[Data records]
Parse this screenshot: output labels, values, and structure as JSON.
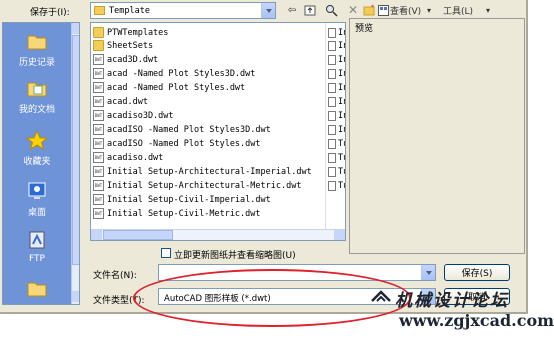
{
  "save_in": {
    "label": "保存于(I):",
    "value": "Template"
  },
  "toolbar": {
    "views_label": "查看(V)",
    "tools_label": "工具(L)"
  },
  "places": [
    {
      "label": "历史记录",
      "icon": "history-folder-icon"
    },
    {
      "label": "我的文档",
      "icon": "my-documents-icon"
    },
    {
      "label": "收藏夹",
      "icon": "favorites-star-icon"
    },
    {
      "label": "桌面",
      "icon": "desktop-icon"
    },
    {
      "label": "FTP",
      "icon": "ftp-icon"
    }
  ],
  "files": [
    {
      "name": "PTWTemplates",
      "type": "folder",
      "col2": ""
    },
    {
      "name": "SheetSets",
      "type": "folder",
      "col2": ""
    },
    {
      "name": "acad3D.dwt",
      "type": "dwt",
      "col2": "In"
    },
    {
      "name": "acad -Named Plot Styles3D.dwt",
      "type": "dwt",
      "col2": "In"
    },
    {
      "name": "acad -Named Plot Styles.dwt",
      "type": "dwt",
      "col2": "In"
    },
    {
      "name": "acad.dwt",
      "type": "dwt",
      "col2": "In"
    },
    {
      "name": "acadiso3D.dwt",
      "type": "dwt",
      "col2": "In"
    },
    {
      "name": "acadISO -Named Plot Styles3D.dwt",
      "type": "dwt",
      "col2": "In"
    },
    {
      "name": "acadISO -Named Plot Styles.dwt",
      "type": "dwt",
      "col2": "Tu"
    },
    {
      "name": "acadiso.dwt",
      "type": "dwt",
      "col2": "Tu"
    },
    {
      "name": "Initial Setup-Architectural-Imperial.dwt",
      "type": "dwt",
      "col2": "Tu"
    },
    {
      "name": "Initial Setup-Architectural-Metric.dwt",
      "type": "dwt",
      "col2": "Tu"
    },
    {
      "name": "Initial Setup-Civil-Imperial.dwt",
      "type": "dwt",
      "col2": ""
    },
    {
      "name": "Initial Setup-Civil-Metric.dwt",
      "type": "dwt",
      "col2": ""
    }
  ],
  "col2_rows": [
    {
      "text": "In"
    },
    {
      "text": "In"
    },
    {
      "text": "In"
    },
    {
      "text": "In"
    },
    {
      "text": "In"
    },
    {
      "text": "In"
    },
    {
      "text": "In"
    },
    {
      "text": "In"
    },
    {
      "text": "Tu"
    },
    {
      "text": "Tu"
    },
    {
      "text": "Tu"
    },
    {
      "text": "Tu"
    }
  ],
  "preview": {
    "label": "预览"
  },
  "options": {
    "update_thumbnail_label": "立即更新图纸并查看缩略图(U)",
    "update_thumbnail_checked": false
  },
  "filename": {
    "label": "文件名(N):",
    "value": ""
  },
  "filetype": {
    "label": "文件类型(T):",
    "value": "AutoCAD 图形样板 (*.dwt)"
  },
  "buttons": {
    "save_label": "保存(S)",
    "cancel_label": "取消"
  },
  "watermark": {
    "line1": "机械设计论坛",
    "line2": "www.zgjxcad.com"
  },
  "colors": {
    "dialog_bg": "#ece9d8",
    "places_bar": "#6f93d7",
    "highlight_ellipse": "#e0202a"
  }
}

**Exercise brief**. Print out the material word for word, omitting the pictures.

**Task solution**.
Parse this screenshot: output labels, values, and structure as JSON.
{
  "save_in": {
    "label": "保存于(I):",
    "value": "Template"
  },
  "toolbar": {
    "views_label": "查看(V)",
    "tools_label": "工具(L)"
  },
  "places": [
    {
      "label": "历史记录",
      "icon": "history-folder-icon"
    },
    {
      "label": "我的文档",
      "icon": "my-documents-icon"
    },
    {
      "label": "收藏夹",
      "icon": "favorites-star-icon"
    },
    {
      "label": "桌面",
      "icon": "desktop-icon"
    },
    {
      "label": "FTP",
      "icon": "ftp-icon"
    }
  ],
  "files": [
    {
      "name": "PTWTemplates",
      "type": "folder",
      "col2": ""
    },
    {
      "name": "SheetSets",
      "type": "folder",
      "col2": ""
    },
    {
      "name": "acad3D.dwt",
      "type": "dwt",
      "col2": "In"
    },
    {
      "name": "acad -Named Plot Styles3D.dwt",
      "type": "dwt",
      "col2": "In"
    },
    {
      "name": "acad -Named Plot Styles.dwt",
      "type": "dwt",
      "col2": "In"
    },
    {
      "name": "acad.dwt",
      "type": "dwt",
      "col2": "In"
    },
    {
      "name": "acadiso3D.dwt",
      "type": "dwt",
      "col2": "In"
    },
    {
      "name": "acadISO -Named Plot Styles3D.dwt",
      "type": "dwt",
      "col2": "In"
    },
    {
      "name": "acadISO -Named Plot Styles.dwt",
      "type": "dwt",
      "col2": "Tu"
    },
    {
      "name": "acadiso.dwt",
      "type": "dwt",
      "col2": "Tu"
    },
    {
      "name": "Initial Setup-Architectural-Imperial.dwt",
      "type": "dwt",
      "col2": "Tu"
    },
    {
      "name": "Initial Setup-Architectural-Metric.dwt",
      "type": "dwt",
      "col2": "Tu"
    },
    {
      "name": "Initial Setup-Civil-Imperial.dwt",
      "type": "dwt",
      "col2": ""
    },
    {
      "name": "Initial Setup-Civil-Metric.dwt",
      "type": "dwt",
      "col2": ""
    }
  ],
  "col2_rows": [
    {
      "text": "In"
    },
    {
      "text": "In"
    },
    {
      "text": "In"
    },
    {
      "text": "In"
    },
    {
      "text": "In"
    },
    {
      "text": "In"
    },
    {
      "text": "In"
    },
    {
      "text": "In"
    },
    {
      "text": "Tu"
    },
    {
      "text": "Tu"
    },
    {
      "text": "Tu"
    },
    {
      "text": "Tu"
    }
  ],
  "preview": {
    "label": "预览"
  },
  "options": {
    "update_thumbnail_label": "立即更新图纸并查看缩略图(U)",
    "update_thumbnail_checked": false
  },
  "filename": {
    "label": "文件名(N):",
    "value": ""
  },
  "filetype": {
    "label": "文件类型(T):",
    "value": "AutoCAD 图形样板 (*.dwt)"
  },
  "buttons": {
    "save_label": "保存(S)",
    "cancel_label": "取消"
  },
  "watermark": {
    "line1": "机械设计论坛",
    "line2": "www.zgjxcad.com"
  },
  "colors": {
    "dialog_bg": "#ece9d8",
    "places_bar": "#6f93d7",
    "highlight_ellipse": "#e0202a"
  }
}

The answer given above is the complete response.